- Work to be completed
Print the listing in its entirety and exactly, leaving out images.
========================================================================
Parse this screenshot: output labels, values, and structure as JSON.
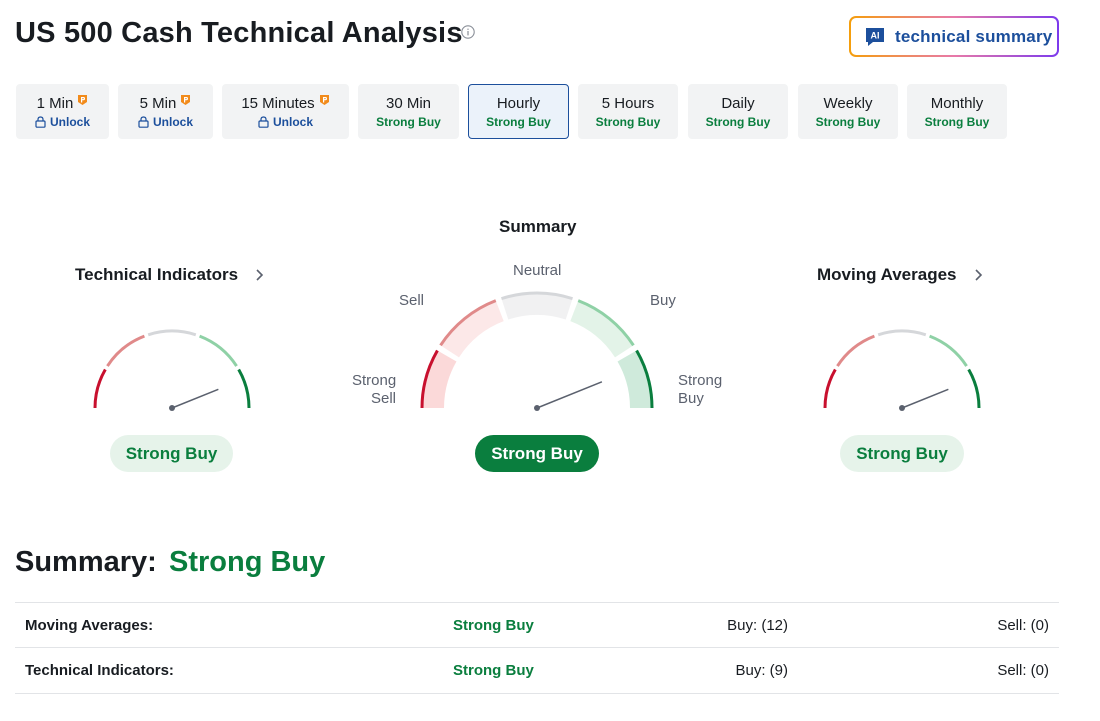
{
  "header": {
    "title": "US 500 Cash Technical Analysis",
    "ai_button_label": "technical summary",
    "ai_badge": "AI"
  },
  "tabs": [
    {
      "name": "1 Min",
      "status": "Unlock",
      "locked": true,
      "active": false
    },
    {
      "name": "5 Min",
      "status": "Unlock",
      "locked": true,
      "active": false
    },
    {
      "name": "15 Minutes",
      "status": "Unlock",
      "locked": true,
      "active": false
    },
    {
      "name": "30 Min",
      "status": "Strong Buy",
      "locked": false,
      "active": false
    },
    {
      "name": "Hourly",
      "status": "Strong Buy",
      "locked": false,
      "active": true
    },
    {
      "name": "5 Hours",
      "status": "Strong Buy",
      "locked": false,
      "active": false
    },
    {
      "name": "Daily",
      "status": "Strong Buy",
      "locked": false,
      "active": false
    },
    {
      "name": "Weekly",
      "status": "Strong Buy",
      "locked": false,
      "active": false
    },
    {
      "name": "Monthly",
      "status": "Strong Buy",
      "locked": false,
      "active": false
    }
  ],
  "gauges": {
    "technical_indicators": {
      "title": "Technical Indicators",
      "result": "Strong Buy",
      "level": "Strong Buy"
    },
    "summary": {
      "title": "Summary",
      "result": "Strong Buy",
      "level": "Strong Buy",
      "labels": {
        "strong_sell_1": "Strong",
        "strong_sell_2": "Sell",
        "sell": "Sell",
        "neutral": "Neutral",
        "buy": "Buy",
        "strong_buy_1": "Strong",
        "strong_buy_2": "Buy"
      }
    },
    "moving_averages": {
      "title": "Moving Averages",
      "result": "Strong Buy",
      "level": "Strong Buy"
    }
  },
  "summary": {
    "heading": "Summary:",
    "value": "Strong Buy",
    "rows": [
      {
        "label": "Moving Averages:",
        "signal": "Strong Buy",
        "buy": "Buy: (12)",
        "sell": "Sell: (0)"
      },
      {
        "label": "Technical Indicators:",
        "signal": "Strong Buy",
        "buy": "Buy: (9)",
        "sell": "Sell: (0)"
      }
    ]
  },
  "colors": {
    "strong_buy": "#0a7e3e",
    "buy": "#8fd1a6",
    "neutral": "#d5d7da",
    "sell": "#e08a8a",
    "strong_sell": "#c8102e",
    "link_blue": "#1c4f9c",
    "pro_orange": "#f28b1b"
  }
}
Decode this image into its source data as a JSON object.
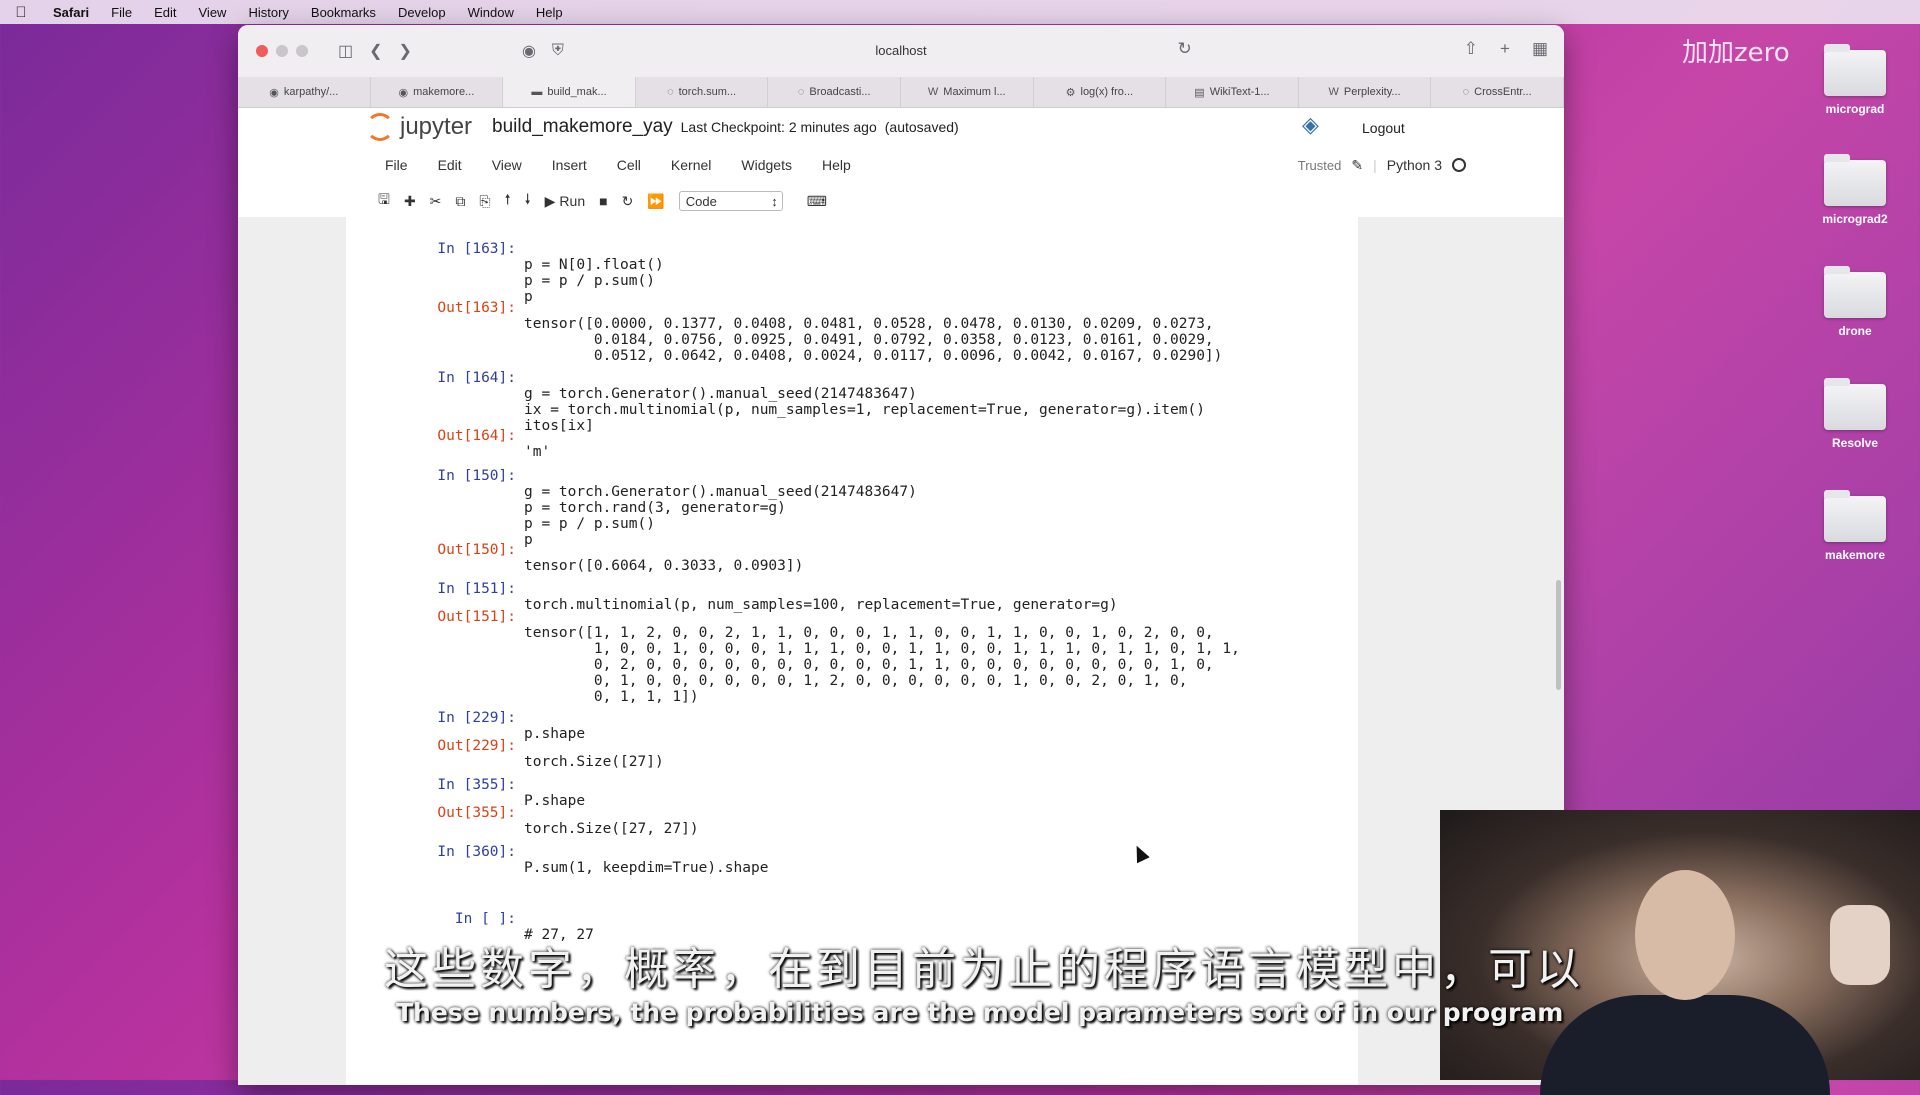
========================================================================
- Exercise solution
Parse this screenshot: output labels, values, and structure as JSON.
{
  "header": {
    "title": "US 500 Cash Technical Analysis",
    "ai_button_label": "technical summary",
    "ai_badge": "AI"
  },
  "tabs": [
    {
      "name": "1 Min",
      "status": "Unlock",
      "locked": true,
      "active": false
    },
    {
      "name": "5 Min",
      "status": "Unlock",
      "locked": true,
      "active": false
    },
    {
      "name": "15 Minutes",
      "status": "Unlock",
      "locked": true,
      "active": false
    },
    {
      "name": "30 Min",
      "status": "Strong Buy",
      "locked": false,
      "active": false
    },
    {
      "name": "Hourly",
      "status": "Strong Buy",
      "locked": false,
      "active": true
    },
    {
      "name": "5 Hours",
      "status": "Strong Buy",
      "locked": false,
      "active": false
    },
    {
      "name": "Daily",
      "status": "Strong Buy",
      "locked": false,
      "active": false
    },
    {
      "name": "Weekly",
      "status": "Strong Buy",
      "locked": false,
      "active": false
    },
    {
      "name": "Monthly",
      "status": "Strong Buy",
      "locked": false,
      "active": false
    }
  ],
  "gauges": {
    "technical_indicators": {
      "title": "Technical Indicators",
      "result": "Strong Buy",
      "level": "Strong Buy"
    },
    "summary": {
      "title": "Summary",
      "result": "Strong Buy",
      "level": "Strong Buy",
      "labels": {
        "strong_sell_1": "Strong",
        "strong_sell_2": "Sell",
        "sell": "Sell",
        "neutral": "Neutral",
        "buy": "Buy",
        "strong_buy_1": "Strong",
        "strong_buy_2": "Buy"
      }
    },
    "moving_averages": {
      "title": "Moving Averages",
      "result": "Strong Buy",
      "level": "Strong Buy"
    }
  },
  "summary": {
    "heading": "Summary:",
    "value": "Strong Buy",
    "rows": [
      {
        "label": "Moving Averages:",
        "signal": "Strong Buy",
        "buy": "Buy: (12)",
        "sell": "Sell: (0)"
      },
      {
        "label": "Technical Indicators:",
        "signal": "Strong Buy",
        "buy": "Buy: (9)",
        "sell": "Sell: (0)"
      }
    ]
  },
  "colors": {
    "strong_buy": "#0a7e3e",
    "buy": "#8fd1a6",
    "neutral": "#d5d7da",
    "sell": "#e08a8a",
    "strong_sell": "#c8102e",
    "link_blue": "#1c4f9c",
    "pro_orange": "#f28b1b"
  }
}
Decode this image into its source data as a JSON object.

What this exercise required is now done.